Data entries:
=======
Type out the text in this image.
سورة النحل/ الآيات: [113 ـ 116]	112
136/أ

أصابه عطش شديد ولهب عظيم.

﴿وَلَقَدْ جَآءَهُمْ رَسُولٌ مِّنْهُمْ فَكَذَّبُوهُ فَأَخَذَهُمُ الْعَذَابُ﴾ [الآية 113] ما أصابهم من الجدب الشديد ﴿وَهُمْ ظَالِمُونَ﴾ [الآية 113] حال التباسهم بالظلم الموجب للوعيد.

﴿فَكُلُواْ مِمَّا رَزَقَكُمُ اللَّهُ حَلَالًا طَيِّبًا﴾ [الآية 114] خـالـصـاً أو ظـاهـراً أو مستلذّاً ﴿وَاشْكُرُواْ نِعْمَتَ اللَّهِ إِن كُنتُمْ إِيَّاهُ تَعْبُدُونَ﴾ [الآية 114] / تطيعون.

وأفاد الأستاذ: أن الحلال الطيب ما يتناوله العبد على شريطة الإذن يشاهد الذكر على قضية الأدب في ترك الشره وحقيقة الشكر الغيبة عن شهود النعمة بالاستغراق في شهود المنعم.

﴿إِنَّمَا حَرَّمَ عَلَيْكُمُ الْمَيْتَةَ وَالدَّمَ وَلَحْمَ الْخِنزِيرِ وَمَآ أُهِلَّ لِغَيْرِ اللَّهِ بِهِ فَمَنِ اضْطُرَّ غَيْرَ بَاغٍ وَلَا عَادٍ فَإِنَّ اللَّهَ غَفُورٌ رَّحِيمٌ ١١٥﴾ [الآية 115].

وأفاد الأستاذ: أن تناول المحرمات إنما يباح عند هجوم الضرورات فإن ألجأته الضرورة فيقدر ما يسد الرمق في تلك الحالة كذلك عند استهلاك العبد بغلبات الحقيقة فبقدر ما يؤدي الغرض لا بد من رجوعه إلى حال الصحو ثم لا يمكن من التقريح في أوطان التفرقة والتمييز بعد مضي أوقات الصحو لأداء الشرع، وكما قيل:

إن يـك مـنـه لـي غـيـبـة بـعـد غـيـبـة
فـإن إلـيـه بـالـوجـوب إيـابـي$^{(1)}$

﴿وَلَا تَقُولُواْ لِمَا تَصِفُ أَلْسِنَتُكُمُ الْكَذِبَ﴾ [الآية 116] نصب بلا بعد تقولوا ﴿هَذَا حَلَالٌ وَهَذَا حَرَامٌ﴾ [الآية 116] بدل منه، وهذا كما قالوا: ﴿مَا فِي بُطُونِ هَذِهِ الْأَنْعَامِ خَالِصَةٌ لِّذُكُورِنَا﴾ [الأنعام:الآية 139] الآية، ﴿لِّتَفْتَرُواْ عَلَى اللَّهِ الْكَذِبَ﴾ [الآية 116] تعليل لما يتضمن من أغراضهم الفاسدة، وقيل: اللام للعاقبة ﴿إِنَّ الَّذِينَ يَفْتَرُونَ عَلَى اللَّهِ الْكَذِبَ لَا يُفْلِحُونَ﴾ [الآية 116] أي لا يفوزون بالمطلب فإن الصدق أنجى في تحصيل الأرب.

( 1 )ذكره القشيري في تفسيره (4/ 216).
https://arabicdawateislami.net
=======
— Goal —
Above are some records. Print them all exactly.

— Answer for the task —
Type out the text in this image.
سورة النحل/ الآيات: [113 ـ 116]	112
136/أ

أصابه عطش شديد ولهب عظيم.

﴿وَلَقَدْ جَآءَهُمْ رَسُولٌ مِّنْهُمْ فَكَذَّبُوهُ فَأَخَذَهُمُ الْعَذَابُ﴾ [الآية 113] ما أصابهم من الجدب الشديد ﴿وَهُمْ ظَالِمُونَ﴾ [الآية 113] حال التباسهم بالظلم الموجب للوعيد.

﴿فَكُلُواْ مِمَّا رَزَقَكُمُ اللَّهُ حَلَالًا طَيِّبًا﴾ [الآية 114] خـالـصـاً أو ظـاهـراً أو مستلذّاً ﴿وَاشْكُرُواْ نِعْمَتَ اللَّهِ إِن كُنتُمْ إِيَّاهُ تَعْبُدُونَ﴾ [الآية 114] / تطيعون.

وأفاد الأستاذ: أن الحلال الطيب ما يتناوله العبد على شريطة الإذن يشاهد الذكر على قضية الأدب في ترك الشره وحقيقة الشكر الغيبة عن شهود النعمة بالاستغراق في شهود المنعم.

﴿إِنَّمَا حَرَّمَ عَلَيْكُمُ الْمَيْتَةَ وَالدَّمَ وَلَحْمَ الْخِنزِيرِ وَمَآ أُهِلَّ لِغَيْرِ اللَّهِ بِهِ فَمَنِ اضْطُرَّ غَيْرَ بَاغٍ وَلَا عَادٍ فَإِنَّ اللَّهَ غَفُورٌ رَّحِيمٌ ١١٥﴾ [الآية 115].

وأفاد الأستاذ: أن تناول المحرمات إنما يباح عند هجوم الضرورات فإن ألجأته الضرورة فيقدر ما يسد الرمق في تلك الحالة كذلك عند استهلاك العبد بغلبات الحقيقة فبقدر ما يؤدي الغرض لا بد من رجوعه إلى حال الصحو ثم لا يمكن من التقريح في أوطان التفرقة والتمييز بعد مضي أوقات الصحو لأداء الشرع، وكما قيل:

إن يـك مـنـه لـي غـيـبـة بـعـد غـيـبـة
فـإن إلـيـه بـالـوجـوب إيـابـي$^{(1)}$

﴿وَلَا تَقُولُواْ لِمَا تَصِفُ أَلْسِنَتُكُمُ الْكَذِبَ﴾ [الآية 116] نصب بلا بعد تقولوا ﴿هَذَا حَلَالٌ وَهَذَا حَرَامٌ﴾ [الآية 116] بدل منه، وهذا كما قالوا: ﴿مَا فِي بُطُونِ هَذِهِ الْأَنْعَامِ خَالِصَةٌ لِّذُكُورِنَا﴾ [الأنعام:الآية 139] الآية، ﴿لِّتَفْتَرُواْ عَلَى اللَّهِ الْكَذِبَ﴾ [الآية 116] تعليل لما يتضمن من أغراضهم الفاسدة، وقيل: اللام للعاقبة ﴿إِنَّ الَّذِينَ يَفْتَرُونَ عَلَى اللَّهِ الْكَذِبَ لَا يُفْلِحُونَ﴾ [الآية 116] أي لا يفوزون بالمطلب فإن الصدق أنجى في تحصيل الأرب.

( 1 )ذكره القشيري في تفسيره (4/ 216).
https://arabicdawateislami.net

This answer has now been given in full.